— STATED PROBLEM —
State how many lines in the records below contain the string "toolbar", treating uppercase and lowercase as distinct, and give only the number.

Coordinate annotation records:
■ ■ ■
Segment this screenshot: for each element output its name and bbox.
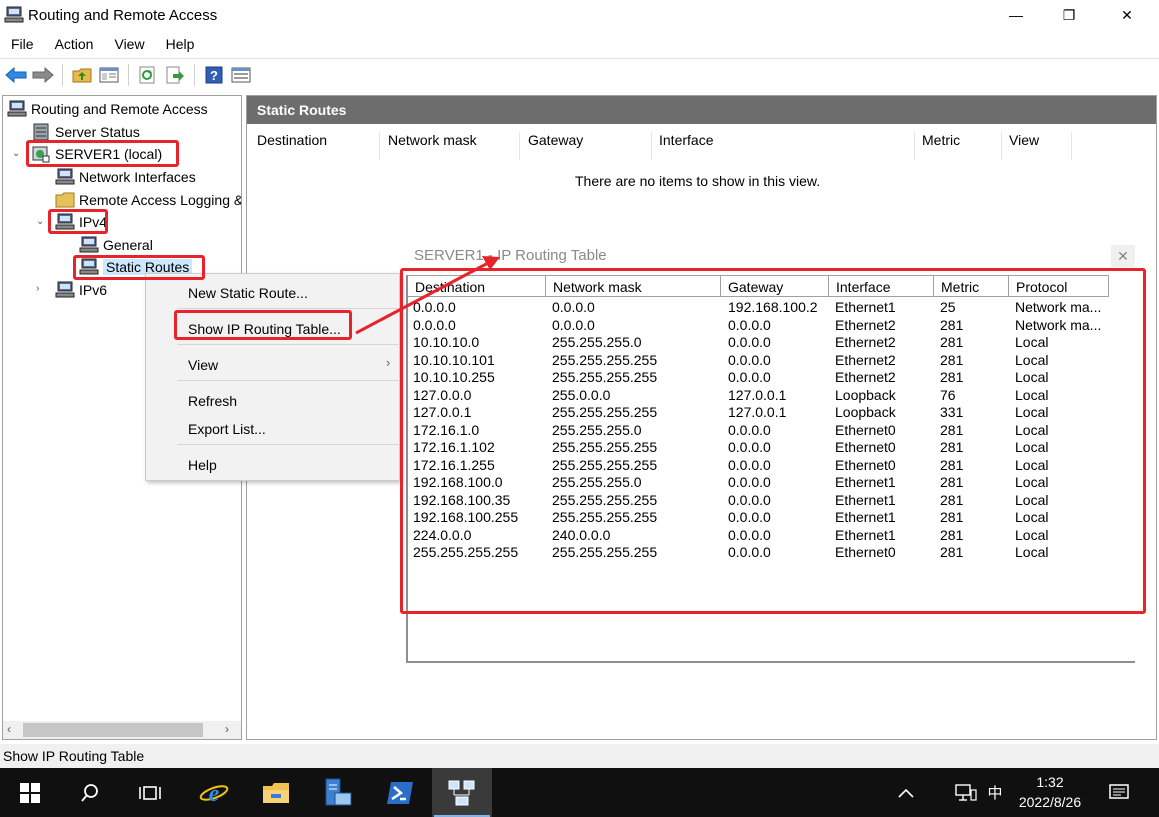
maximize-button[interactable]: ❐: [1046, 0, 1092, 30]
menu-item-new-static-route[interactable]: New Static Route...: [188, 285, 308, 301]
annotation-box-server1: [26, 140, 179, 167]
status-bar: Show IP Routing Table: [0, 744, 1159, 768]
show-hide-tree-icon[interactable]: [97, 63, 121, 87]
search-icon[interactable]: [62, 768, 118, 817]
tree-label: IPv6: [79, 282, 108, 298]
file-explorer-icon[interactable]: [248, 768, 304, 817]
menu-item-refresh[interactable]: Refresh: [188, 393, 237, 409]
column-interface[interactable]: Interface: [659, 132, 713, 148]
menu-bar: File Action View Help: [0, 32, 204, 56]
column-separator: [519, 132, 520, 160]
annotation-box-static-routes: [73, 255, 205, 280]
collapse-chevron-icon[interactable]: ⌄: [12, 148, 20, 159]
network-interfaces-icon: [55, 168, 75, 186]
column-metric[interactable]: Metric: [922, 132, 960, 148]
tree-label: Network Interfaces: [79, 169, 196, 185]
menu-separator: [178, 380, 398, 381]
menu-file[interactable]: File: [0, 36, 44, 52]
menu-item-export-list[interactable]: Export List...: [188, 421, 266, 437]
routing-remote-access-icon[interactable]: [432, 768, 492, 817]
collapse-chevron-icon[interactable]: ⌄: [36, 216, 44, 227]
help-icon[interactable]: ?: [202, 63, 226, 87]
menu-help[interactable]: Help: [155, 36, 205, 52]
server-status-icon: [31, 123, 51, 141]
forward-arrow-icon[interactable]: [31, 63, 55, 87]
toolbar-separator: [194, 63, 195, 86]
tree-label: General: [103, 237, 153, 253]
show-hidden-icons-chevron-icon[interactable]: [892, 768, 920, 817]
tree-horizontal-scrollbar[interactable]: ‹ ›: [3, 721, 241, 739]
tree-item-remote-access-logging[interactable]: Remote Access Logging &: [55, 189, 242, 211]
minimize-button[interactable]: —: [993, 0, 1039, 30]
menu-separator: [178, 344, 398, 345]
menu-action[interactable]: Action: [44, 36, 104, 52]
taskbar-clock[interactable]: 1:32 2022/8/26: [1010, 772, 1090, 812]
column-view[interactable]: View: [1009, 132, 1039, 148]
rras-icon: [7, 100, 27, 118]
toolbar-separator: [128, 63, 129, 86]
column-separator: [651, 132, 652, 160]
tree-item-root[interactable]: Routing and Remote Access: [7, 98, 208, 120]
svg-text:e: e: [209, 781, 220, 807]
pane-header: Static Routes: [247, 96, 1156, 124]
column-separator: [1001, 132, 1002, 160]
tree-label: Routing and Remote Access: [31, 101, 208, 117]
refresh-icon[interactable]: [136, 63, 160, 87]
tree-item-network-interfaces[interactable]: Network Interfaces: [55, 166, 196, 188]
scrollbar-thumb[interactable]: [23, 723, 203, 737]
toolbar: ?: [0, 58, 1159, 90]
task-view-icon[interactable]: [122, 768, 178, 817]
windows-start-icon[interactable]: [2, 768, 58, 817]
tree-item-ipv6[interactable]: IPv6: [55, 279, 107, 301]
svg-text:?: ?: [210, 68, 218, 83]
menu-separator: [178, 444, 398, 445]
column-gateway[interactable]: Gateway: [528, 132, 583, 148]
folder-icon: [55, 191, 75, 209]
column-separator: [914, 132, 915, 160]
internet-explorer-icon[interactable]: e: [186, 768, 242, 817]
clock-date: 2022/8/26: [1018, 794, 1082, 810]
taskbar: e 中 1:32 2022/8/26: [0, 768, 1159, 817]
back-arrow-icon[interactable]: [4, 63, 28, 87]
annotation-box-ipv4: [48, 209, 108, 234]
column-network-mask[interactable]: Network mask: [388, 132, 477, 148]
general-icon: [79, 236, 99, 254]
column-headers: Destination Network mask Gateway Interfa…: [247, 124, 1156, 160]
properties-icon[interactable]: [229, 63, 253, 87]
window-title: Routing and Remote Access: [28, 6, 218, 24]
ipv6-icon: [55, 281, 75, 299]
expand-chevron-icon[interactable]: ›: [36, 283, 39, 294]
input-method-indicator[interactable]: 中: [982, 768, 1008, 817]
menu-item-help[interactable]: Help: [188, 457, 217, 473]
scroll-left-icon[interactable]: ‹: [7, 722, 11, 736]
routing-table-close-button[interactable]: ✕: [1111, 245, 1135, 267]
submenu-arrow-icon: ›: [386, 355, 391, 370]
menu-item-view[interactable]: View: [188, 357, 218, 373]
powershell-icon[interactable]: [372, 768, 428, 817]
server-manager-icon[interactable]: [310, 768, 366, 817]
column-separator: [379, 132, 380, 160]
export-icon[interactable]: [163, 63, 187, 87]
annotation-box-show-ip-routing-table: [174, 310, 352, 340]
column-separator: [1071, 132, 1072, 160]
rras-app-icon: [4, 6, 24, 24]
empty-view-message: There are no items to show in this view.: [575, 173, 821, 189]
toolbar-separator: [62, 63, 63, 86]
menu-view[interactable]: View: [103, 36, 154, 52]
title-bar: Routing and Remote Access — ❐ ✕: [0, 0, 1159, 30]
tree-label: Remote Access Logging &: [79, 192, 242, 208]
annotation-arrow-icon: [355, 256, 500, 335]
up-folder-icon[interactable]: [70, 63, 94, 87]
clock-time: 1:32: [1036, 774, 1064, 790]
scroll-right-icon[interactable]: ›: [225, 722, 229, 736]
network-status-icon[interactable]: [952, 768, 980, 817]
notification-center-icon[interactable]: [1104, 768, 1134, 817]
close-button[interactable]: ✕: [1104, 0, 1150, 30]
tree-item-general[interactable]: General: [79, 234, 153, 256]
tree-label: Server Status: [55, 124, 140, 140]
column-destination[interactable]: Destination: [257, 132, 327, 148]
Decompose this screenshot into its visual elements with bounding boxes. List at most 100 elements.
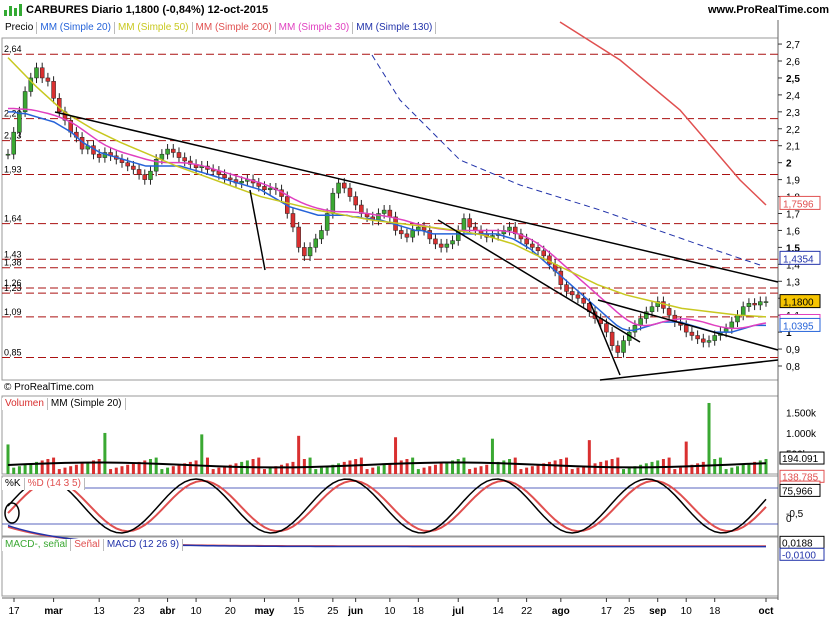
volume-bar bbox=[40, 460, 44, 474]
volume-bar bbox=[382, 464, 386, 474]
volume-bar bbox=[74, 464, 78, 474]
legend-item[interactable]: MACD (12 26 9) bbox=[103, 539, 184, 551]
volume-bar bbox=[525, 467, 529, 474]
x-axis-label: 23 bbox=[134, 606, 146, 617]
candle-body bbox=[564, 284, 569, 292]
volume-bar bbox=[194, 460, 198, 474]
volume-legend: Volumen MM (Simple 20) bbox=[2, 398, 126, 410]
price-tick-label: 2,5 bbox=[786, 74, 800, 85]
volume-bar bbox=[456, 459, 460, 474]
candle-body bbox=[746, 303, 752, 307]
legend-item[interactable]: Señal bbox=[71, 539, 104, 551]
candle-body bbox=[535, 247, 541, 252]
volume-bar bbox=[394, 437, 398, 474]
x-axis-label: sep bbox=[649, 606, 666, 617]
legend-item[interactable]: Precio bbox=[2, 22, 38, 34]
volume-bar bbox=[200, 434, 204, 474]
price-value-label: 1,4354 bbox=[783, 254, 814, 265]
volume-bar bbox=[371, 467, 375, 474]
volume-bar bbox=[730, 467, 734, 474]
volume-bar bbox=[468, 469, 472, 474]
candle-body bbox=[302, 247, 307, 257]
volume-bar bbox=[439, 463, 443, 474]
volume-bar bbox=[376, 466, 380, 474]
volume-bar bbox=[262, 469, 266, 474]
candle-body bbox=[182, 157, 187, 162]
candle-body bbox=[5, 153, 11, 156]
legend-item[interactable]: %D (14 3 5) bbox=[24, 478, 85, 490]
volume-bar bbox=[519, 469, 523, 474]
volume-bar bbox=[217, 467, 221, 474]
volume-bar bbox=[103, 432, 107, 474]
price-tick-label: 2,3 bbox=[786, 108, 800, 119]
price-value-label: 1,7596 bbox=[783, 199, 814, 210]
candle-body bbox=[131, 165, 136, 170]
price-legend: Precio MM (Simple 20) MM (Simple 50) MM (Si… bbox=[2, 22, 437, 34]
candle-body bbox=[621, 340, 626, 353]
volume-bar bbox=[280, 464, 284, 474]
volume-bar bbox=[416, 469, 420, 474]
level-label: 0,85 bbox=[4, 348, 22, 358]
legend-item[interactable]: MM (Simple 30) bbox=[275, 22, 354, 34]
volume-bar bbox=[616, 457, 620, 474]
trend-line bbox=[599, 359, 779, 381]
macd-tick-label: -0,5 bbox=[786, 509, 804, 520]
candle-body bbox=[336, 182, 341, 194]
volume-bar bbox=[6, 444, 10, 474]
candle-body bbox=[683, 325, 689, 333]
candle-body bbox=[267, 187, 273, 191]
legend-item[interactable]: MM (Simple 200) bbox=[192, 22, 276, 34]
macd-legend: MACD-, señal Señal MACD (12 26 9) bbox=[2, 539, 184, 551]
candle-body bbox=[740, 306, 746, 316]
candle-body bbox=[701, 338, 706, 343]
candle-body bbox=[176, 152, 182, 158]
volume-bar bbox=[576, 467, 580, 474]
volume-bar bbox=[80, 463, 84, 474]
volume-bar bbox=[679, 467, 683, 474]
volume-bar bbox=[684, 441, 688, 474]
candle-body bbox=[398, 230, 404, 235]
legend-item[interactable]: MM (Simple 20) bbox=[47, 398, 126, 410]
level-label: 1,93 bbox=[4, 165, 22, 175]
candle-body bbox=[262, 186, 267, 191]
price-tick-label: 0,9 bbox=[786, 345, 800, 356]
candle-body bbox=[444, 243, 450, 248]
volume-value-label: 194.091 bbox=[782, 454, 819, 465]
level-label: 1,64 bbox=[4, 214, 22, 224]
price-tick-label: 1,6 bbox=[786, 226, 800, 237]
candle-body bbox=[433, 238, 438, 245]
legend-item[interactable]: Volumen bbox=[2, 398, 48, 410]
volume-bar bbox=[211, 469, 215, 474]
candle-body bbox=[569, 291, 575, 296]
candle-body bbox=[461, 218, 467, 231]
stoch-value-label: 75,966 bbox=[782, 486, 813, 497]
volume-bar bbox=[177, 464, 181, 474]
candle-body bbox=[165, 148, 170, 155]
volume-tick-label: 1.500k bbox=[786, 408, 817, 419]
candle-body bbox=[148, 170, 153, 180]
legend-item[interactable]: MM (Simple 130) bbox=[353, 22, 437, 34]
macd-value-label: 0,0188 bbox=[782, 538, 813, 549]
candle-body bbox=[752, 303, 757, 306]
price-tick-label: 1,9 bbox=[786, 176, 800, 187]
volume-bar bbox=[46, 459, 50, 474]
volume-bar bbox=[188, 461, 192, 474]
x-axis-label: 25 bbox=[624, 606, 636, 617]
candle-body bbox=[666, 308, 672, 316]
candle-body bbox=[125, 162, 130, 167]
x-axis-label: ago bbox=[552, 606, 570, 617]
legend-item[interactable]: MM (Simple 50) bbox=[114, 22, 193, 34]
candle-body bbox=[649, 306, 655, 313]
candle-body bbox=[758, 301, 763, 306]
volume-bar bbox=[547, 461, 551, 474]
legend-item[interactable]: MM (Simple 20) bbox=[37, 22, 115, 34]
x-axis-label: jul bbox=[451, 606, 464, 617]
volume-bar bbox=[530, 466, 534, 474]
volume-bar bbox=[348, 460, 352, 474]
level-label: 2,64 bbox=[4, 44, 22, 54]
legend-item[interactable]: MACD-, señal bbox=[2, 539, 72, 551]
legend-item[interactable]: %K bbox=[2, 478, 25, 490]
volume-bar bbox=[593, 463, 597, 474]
■ ■ ■
— SOLUTION FOR THIS TASK —
4